[Records about charts and figures]

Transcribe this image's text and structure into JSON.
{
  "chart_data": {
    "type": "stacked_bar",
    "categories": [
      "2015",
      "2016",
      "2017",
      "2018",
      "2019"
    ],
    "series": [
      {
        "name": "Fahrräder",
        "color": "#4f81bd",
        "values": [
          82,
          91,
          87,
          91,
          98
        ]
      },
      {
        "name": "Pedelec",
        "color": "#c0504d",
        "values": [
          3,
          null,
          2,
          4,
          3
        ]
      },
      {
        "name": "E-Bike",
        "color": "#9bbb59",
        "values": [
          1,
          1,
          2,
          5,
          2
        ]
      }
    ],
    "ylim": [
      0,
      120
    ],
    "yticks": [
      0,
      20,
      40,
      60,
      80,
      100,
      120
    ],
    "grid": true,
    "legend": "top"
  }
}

...

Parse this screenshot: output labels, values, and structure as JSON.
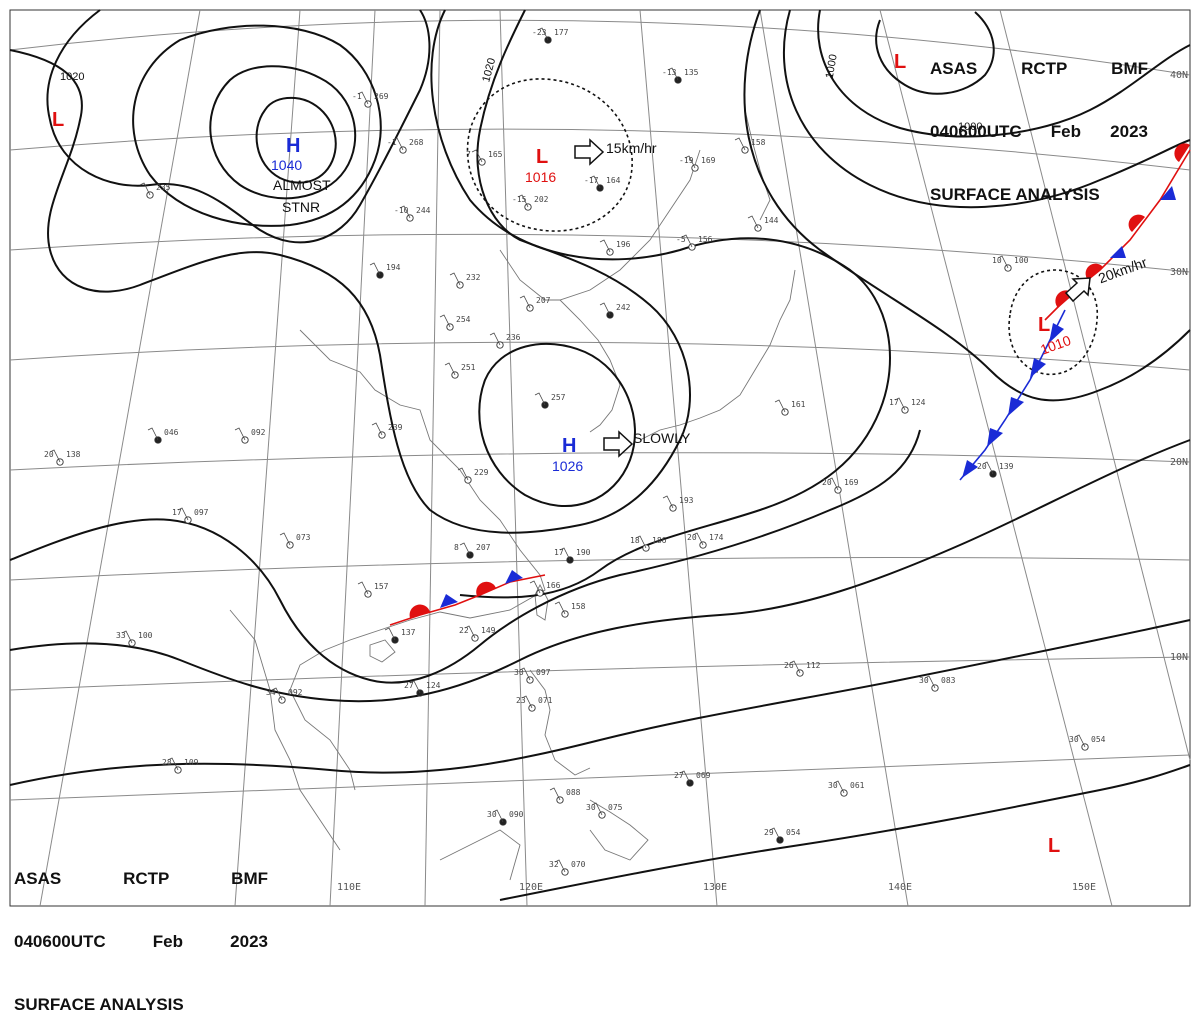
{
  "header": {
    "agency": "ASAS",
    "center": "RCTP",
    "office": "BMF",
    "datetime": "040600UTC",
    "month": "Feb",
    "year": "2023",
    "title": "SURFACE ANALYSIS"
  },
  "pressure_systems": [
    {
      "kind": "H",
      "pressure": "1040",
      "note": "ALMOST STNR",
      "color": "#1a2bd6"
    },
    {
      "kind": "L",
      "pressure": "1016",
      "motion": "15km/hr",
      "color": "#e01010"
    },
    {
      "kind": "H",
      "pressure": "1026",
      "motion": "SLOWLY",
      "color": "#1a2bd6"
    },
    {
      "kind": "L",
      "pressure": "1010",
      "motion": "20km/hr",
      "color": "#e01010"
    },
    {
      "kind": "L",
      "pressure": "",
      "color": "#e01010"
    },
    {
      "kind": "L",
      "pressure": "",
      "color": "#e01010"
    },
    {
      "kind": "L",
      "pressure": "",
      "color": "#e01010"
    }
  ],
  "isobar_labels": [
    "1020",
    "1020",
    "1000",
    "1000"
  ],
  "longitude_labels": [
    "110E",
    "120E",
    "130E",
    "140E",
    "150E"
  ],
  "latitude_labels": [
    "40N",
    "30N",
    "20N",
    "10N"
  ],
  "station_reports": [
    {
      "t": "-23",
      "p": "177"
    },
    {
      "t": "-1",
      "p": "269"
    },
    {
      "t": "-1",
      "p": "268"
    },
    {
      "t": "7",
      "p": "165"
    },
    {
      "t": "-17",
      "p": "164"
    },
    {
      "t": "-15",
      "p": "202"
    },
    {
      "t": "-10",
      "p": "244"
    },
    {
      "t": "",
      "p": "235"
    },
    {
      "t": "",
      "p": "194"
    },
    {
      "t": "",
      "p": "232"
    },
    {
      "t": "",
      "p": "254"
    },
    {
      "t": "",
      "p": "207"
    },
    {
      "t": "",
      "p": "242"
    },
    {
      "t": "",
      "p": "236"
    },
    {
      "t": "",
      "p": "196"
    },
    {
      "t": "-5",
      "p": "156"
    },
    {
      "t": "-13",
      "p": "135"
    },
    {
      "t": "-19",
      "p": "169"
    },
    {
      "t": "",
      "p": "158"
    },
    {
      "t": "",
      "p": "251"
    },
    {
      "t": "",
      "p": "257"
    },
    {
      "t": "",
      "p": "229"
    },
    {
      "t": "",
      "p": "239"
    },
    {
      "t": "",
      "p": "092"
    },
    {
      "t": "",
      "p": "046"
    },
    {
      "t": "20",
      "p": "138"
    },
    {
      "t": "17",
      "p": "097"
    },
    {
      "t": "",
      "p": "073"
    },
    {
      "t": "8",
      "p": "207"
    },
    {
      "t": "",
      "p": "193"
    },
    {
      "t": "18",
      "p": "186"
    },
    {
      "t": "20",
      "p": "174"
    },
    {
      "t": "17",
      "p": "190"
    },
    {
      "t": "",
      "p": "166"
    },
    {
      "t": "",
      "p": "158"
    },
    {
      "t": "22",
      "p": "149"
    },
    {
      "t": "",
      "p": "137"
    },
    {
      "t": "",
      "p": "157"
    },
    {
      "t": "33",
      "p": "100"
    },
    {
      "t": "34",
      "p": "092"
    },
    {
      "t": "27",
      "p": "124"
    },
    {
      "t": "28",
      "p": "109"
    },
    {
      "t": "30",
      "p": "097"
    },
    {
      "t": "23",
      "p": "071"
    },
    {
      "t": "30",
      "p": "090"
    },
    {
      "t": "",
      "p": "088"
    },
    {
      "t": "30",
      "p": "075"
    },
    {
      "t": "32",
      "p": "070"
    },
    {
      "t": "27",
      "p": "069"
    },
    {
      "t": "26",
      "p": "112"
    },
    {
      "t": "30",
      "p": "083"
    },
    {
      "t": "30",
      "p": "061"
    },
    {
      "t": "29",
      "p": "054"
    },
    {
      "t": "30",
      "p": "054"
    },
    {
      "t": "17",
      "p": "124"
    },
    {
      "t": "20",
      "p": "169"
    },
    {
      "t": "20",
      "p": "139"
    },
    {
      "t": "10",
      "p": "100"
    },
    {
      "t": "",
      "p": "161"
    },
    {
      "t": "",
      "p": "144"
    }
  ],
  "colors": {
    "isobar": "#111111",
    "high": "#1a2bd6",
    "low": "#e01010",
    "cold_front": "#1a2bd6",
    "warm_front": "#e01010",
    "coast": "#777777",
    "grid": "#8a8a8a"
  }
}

### Work to be completed
Search the listing for the string "this". Copy each line where it turns up.

### Answer to the problem
Transcribe this image's text and structure into JSON.
Parse this screenshot: output labels, values, and structure as JSON.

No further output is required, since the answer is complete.